§ DO THIS:
Take the material and output all of it exactly.

§ DATASET:
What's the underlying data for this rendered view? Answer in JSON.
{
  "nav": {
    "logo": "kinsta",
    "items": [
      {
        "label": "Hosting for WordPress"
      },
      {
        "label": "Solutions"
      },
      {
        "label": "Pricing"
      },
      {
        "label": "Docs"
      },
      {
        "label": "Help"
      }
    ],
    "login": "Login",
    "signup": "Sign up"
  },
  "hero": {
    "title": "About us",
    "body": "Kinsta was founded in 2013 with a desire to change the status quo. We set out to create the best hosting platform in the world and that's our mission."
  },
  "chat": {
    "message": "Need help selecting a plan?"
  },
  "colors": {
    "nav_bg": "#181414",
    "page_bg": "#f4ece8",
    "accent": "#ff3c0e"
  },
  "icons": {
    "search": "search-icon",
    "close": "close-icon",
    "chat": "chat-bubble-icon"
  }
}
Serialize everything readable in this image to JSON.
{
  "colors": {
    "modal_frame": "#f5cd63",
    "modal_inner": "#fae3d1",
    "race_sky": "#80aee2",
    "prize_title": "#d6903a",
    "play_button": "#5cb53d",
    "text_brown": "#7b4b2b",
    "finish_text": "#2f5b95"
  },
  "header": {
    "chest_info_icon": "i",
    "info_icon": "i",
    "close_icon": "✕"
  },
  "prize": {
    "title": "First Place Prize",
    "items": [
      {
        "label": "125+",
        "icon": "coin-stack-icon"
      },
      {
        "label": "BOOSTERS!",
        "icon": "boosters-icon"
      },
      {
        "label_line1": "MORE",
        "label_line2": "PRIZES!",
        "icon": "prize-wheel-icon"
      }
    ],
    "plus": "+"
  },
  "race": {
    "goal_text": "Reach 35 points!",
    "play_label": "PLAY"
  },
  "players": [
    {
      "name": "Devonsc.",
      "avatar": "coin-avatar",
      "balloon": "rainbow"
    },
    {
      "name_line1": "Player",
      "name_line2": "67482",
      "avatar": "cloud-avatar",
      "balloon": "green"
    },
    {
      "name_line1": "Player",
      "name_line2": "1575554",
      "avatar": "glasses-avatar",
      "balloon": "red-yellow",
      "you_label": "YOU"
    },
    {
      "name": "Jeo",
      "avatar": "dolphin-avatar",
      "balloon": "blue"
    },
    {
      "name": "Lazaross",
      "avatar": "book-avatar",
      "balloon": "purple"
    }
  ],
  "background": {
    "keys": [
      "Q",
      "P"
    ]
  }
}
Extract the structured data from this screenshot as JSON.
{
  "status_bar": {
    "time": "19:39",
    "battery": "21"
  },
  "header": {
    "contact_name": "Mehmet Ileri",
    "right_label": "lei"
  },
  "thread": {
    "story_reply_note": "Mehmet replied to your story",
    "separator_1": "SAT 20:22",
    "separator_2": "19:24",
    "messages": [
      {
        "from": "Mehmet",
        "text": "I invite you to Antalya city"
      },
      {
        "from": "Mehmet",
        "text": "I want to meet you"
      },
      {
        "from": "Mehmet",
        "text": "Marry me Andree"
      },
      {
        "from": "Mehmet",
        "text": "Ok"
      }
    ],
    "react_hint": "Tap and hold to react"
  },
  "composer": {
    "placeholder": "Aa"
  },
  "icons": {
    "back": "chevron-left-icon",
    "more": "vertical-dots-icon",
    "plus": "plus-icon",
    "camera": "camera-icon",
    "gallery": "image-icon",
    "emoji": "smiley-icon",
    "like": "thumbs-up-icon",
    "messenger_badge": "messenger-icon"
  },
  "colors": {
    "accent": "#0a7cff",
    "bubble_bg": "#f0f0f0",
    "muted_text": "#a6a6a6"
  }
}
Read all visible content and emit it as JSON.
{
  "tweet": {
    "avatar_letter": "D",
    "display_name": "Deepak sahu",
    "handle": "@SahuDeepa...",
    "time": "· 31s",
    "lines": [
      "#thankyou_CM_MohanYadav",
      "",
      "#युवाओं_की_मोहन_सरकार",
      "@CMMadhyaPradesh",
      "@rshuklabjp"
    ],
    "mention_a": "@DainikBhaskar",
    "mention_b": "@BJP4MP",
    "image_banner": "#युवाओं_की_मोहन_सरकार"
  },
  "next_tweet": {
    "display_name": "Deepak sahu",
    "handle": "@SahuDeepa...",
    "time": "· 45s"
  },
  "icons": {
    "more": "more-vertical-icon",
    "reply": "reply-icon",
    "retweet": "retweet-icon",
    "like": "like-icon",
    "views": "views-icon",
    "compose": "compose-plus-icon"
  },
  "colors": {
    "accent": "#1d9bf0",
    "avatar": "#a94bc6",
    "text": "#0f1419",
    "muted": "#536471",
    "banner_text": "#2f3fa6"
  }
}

§ RESPONSE TO THE TASK:
What's the underlying data for this rendered view? Answer in JSON.
{
  "nav": {
    "logo": "kinsta",
    "items": [
      {
        "label": "Hosting for WordPress"
      },
      {
        "label": "Solutions"
      },
      {
        "label": "Pricing"
      },
      {
        "label": "Docs"
      },
      {
        "label": "Help"
      }
    ],
    "login": "Login",
    "signup": "Sign up"
  },
  "hero": {
    "title": "About us",
    "body": "Kinsta was founded in 2013 with a desire to change the status quo. We set out to create the best hosting platform in the world and that's our mission."
  },
  "chat": {
    "message": "Need help selecting a plan?"
  },
  "colors": {
    "nav_bg": "#181414",
    "page_bg": "#f4ece8",
    "accent": "#ff3c0e"
  },
  "icons": {
    "search": "search-icon",
    "close": "close-icon",
    "chat": "chat-bubble-icon"
  }
}
Serialize everything readable in this image to JSON.
{
  "colors": {
    "modal_frame": "#f5cd63",
    "modal_inner": "#fae3d1",
    "race_sky": "#80aee2",
    "prize_title": "#d6903a",
    "play_button": "#5cb53d",
    "text_brown": "#7b4b2b",
    "finish_text": "#2f5b95"
  },
  "header": {
    "chest_info_icon": "i",
    "info_icon": "i",
    "close_icon": "✕"
  },
  "prize": {
    "title": "First Place Prize",
    "items": [
      {
        "label": "125+",
        "icon": "coin-stack-icon"
      },
      {
        "label": "BOOSTERS!",
        "icon": "boosters-icon"
      },
      {
        "label_line1": "MORE",
        "label_line2": "PRIZES!",
        "icon": "prize-wheel-icon"
      }
    ],
    "plus": "+"
  },
  "race": {
    "goal_text": "Reach 35 points!",
    "play_label": "PLAY"
  },
  "players": [
    {
      "name": "Devonsc.",
      "avatar": "coin-avatar",
      "balloon": "rainbow"
    },
    {
      "name_line1": "Player",
      "name_line2": "67482",
      "avatar": "cloud-avatar",
      "balloon": "green"
    },
    {
      "name_line1": "Player",
      "name_line2": "1575554",
      "avatar": "glasses-avatar",
      "balloon": "red-yellow",
      "you_label": "YOU"
    },
    {
      "name": "Jeo",
      "avatar": "dolphin-avatar",
      "balloon": "blue"
    },
    {
      "name": "Lazaross",
      "avatar": "book-avatar",
      "balloon": "purple"
    }
  ],
  "background": {
    "keys": [
      "Q",
      "P"
    ]
  }
}
Extract the structured data from this screenshot as JSON.
{
  "status_bar": {
    "time": "19:39",
    "battery": "21"
  },
  "header": {
    "contact_name": "Mehmet Ileri",
    "right_label": "lei"
  },
  "thread": {
    "story_reply_note": "Mehmet replied to your story",
    "separator_1": "SAT 20:22",
    "separator_2": "19:24",
    "messages": [
      {
        "from": "Mehmet",
        "text": "I invite you to Antalya city"
      },
      {
        "from": "Mehmet",
        "text": "I want to meet you"
      },
      {
        "from": "Mehmet",
        "text": "Marry me Andree"
      },
      {
        "from": "Mehmet",
        "text": "Ok"
      }
    ],
    "react_hint": "Tap and hold to react"
  },
  "composer": {
    "placeholder": "Aa"
  },
  "icons": {
    "back": "chevron-left-icon",
    "more": "vertical-dots-icon",
    "plus": "plus-icon",
    "camera": "camera-icon",
    "gallery": "image-icon",
    "emoji": "smiley-icon",
    "like": "thumbs-up-icon",
    "messenger_badge": "messenger-icon"
  },
  "colors": {
    "accent": "#0a7cff",
    "bubble_bg": "#f0f0f0",
    "muted_text": "#a6a6a6"
  }
}
Read all visible content and emit it as JSON.
{
  "tweet": {
    "avatar_letter": "D",
    "display_name": "Deepak sahu",
    "handle": "@SahuDeepa...",
    "time": "· 31s",
    "lines": [
      "#thankyou_CM_MohanYadav",
      "",
      "#युवाओं_की_मोहन_सरकार",
      "@CMMadhyaPradesh",
      "@rshuklabjp"
    ],
    "mention_a": "@DainikBhaskar",
    "mention_b": "@BJP4MP",
    "image_banner": "#युवाओं_की_मोहन_सरकार"
  },
  "next_tweet": {
    "display_name": "Deepak sahu",
    "handle": "@SahuDeepa...",
    "time": "· 45s"
  },
  "icons": {
    "more": "more-vertical-icon",
    "reply": "reply-icon",
    "retweet": "retweet-icon",
    "like": "like-icon",
    "views": "views-icon",
    "compose": "compose-plus-icon"
  },
  "colors": {
    "accent": "#1d9bf0",
    "avatar": "#a94bc6",
    "text": "#0f1419",
    "muted": "#536471",
    "banner_text": "#2f3fa6"
  }
}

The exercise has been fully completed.